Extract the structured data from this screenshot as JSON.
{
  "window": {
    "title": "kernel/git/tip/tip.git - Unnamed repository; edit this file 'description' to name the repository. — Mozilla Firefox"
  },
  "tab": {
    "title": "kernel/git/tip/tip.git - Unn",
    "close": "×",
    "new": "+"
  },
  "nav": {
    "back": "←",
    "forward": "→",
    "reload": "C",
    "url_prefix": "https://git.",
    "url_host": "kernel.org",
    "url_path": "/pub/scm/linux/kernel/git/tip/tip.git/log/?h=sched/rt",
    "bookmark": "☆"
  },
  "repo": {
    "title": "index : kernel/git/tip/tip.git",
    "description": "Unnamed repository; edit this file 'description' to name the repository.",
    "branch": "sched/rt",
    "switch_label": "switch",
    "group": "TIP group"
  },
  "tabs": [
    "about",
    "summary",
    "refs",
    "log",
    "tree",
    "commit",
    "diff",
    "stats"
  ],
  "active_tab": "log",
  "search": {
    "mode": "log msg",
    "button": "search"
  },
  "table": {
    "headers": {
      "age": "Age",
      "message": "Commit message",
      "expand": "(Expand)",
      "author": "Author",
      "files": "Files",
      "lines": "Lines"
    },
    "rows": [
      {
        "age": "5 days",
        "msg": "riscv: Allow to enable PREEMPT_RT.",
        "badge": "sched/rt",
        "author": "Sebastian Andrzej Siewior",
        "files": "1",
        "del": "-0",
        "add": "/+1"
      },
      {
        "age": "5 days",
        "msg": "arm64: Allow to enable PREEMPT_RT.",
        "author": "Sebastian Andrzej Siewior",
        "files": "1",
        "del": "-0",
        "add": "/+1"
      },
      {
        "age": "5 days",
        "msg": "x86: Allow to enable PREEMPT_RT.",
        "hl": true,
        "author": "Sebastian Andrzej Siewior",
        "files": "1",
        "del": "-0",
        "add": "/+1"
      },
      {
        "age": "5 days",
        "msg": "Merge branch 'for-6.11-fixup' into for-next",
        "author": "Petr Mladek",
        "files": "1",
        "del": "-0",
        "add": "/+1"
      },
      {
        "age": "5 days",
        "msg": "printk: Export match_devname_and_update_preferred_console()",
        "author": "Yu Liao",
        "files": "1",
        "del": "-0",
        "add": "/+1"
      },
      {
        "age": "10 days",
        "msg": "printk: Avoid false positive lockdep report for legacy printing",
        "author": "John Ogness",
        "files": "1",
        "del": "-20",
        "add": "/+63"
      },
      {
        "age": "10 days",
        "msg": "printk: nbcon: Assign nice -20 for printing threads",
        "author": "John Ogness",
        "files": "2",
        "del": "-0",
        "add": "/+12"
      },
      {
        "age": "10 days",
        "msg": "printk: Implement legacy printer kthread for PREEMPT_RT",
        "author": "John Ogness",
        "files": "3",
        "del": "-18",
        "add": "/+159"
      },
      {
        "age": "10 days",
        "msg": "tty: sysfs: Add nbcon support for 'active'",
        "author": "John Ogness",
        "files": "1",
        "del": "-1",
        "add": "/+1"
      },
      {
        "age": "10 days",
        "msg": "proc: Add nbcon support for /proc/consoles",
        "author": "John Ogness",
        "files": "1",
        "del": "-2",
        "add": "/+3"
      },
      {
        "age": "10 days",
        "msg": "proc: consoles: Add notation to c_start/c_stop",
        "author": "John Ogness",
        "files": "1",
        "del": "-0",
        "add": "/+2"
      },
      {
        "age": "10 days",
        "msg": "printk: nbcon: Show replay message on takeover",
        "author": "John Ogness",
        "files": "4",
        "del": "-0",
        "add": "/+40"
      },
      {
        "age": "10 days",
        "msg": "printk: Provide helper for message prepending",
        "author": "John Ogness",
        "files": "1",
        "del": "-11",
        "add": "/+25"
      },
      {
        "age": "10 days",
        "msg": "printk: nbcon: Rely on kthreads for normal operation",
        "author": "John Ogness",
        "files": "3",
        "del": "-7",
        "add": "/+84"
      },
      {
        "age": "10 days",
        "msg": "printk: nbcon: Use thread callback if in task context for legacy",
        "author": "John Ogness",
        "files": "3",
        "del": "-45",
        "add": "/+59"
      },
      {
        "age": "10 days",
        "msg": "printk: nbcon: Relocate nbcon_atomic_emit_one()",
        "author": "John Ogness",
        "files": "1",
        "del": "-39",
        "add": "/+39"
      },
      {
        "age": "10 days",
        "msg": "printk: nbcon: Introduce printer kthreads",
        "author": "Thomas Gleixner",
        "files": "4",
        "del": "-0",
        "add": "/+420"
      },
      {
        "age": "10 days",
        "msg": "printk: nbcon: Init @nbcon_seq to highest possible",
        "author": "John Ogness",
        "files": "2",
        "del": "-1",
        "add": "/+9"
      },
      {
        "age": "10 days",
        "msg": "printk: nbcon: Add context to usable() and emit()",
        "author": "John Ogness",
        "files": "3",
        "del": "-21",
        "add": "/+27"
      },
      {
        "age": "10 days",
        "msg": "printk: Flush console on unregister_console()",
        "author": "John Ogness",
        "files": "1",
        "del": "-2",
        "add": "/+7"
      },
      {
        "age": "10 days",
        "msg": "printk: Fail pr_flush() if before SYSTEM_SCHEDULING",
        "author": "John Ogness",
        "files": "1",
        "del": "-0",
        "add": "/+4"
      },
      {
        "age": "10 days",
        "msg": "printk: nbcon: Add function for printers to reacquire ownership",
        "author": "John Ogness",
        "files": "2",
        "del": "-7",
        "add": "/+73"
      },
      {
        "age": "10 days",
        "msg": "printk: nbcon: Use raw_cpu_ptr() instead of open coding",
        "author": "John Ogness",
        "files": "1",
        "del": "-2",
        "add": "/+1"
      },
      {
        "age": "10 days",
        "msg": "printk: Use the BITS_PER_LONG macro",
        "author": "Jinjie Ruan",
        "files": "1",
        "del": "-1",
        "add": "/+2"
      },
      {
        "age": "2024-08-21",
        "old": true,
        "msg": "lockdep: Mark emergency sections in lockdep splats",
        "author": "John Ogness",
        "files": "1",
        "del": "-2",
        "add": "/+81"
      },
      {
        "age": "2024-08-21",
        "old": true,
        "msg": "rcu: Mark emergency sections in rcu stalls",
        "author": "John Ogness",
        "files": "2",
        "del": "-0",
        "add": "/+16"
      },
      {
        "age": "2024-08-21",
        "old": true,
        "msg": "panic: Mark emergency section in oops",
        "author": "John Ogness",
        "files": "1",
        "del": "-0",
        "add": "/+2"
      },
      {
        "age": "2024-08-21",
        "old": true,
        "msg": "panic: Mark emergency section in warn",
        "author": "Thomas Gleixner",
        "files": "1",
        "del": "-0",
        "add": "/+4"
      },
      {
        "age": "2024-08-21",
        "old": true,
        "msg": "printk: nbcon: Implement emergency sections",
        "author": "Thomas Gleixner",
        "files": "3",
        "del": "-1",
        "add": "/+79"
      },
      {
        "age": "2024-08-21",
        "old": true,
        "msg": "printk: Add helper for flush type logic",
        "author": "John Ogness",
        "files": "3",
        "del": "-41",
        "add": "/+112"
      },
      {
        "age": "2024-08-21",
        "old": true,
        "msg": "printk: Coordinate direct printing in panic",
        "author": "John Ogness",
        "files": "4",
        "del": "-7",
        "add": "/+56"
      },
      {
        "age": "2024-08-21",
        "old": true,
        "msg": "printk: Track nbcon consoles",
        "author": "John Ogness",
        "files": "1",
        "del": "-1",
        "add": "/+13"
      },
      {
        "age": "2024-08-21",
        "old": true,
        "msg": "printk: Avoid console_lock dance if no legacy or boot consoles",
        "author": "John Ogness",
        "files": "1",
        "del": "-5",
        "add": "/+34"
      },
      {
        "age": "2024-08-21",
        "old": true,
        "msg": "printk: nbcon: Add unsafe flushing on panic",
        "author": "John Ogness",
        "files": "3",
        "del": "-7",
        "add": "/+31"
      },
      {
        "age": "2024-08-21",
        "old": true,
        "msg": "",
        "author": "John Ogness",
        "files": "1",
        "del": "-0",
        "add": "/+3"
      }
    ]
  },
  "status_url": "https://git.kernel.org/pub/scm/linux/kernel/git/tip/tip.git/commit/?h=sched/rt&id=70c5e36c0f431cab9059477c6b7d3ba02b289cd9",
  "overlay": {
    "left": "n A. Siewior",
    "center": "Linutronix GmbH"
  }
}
□ □ □ □ □
--- Direction ---
From the records above, how many lines include the word "printing"? Only the number is wanted.

--- Exercise answer ---
3